*Stored data*.

+ + + + +

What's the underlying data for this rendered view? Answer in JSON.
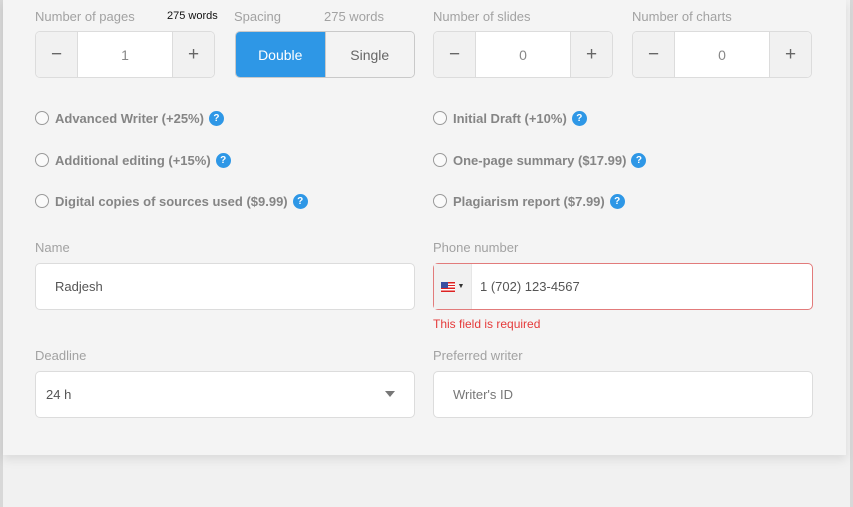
{
  "pages": {
    "label": "Number of pages",
    "words": "275 words",
    "value": "1",
    "minus": "−",
    "plus": "+"
  },
  "spacing": {
    "label": "Spacing",
    "words": "275 words",
    "options": [
      "Double",
      "Single"
    ],
    "selected": "Double"
  },
  "slides": {
    "label": "Number of slides",
    "value": "0",
    "minus": "−",
    "plus": "+"
  },
  "charts": {
    "label": "Number of charts",
    "value": "0",
    "minus": "−",
    "plus": "+"
  },
  "addons": {
    "help_glyph": "?",
    "items": [
      {
        "label": "Advanced Writer (+25%)"
      },
      {
        "label": "Initial Draft (+10%)"
      },
      {
        "label": "Additional editing (+15%)"
      },
      {
        "label": "One-page summary ($17.99)"
      },
      {
        "label": "Digital copies of sources used ($9.99)"
      },
      {
        "label": "Plagiarism report ($7.99)"
      }
    ]
  },
  "name": {
    "label": "Name",
    "value": "Radjesh"
  },
  "phone": {
    "label": "Phone number",
    "value": "1 (702) 123-4567",
    "country_flag": "us-flag-icon",
    "caret": "▼",
    "error": "This field is required"
  },
  "deadline": {
    "label": "Deadline",
    "value": "24 h"
  },
  "writer": {
    "label": "Preferred writer",
    "placeholder": "Writer's ID"
  },
  "colors": {
    "accent": "#2e97e6",
    "error": "#e53a3a",
    "error_border": "#e27b7b"
  }
}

+ + + + +

*Set exercise*. From start to finish, output the listing exactly, but omit its pictures.

*Solution*.
What's the underlying data for this rendered view? Answer in JSON.
{
  "pages": {
    "label": "Number of pages",
    "words": "275 words",
    "value": "1",
    "minus": "−",
    "plus": "+"
  },
  "spacing": {
    "label": "Spacing",
    "words": "275 words",
    "options": [
      "Double",
      "Single"
    ],
    "selected": "Double"
  },
  "slides": {
    "label": "Number of slides",
    "value": "0",
    "minus": "−",
    "plus": "+"
  },
  "charts": {
    "label": "Number of charts",
    "value": "0",
    "minus": "−",
    "plus": "+"
  },
  "addons": {
    "help_glyph": "?",
    "items": [
      {
        "label": "Advanced Writer (+25%)"
      },
      {
        "label": "Initial Draft (+10%)"
      },
      {
        "label": "Additional editing (+15%)"
      },
      {
        "label": "One-page summary ($17.99)"
      },
      {
        "label": "Digital copies of sources used ($9.99)"
      },
      {
        "label": "Plagiarism report ($7.99)"
      }
    ]
  },
  "name": {
    "label": "Name",
    "value": "Radjesh"
  },
  "phone": {
    "label": "Phone number",
    "value": "1 (702) 123-4567",
    "country_flag": "us-flag-icon",
    "caret": "▼",
    "error": "This field is required"
  },
  "deadline": {
    "label": "Deadline",
    "value": "24 h"
  },
  "writer": {
    "label": "Preferred writer",
    "placeholder": "Writer's ID"
  },
  "colors": {
    "accent": "#2e97e6",
    "error": "#e53a3a",
    "error_border": "#e27b7b"
  }
}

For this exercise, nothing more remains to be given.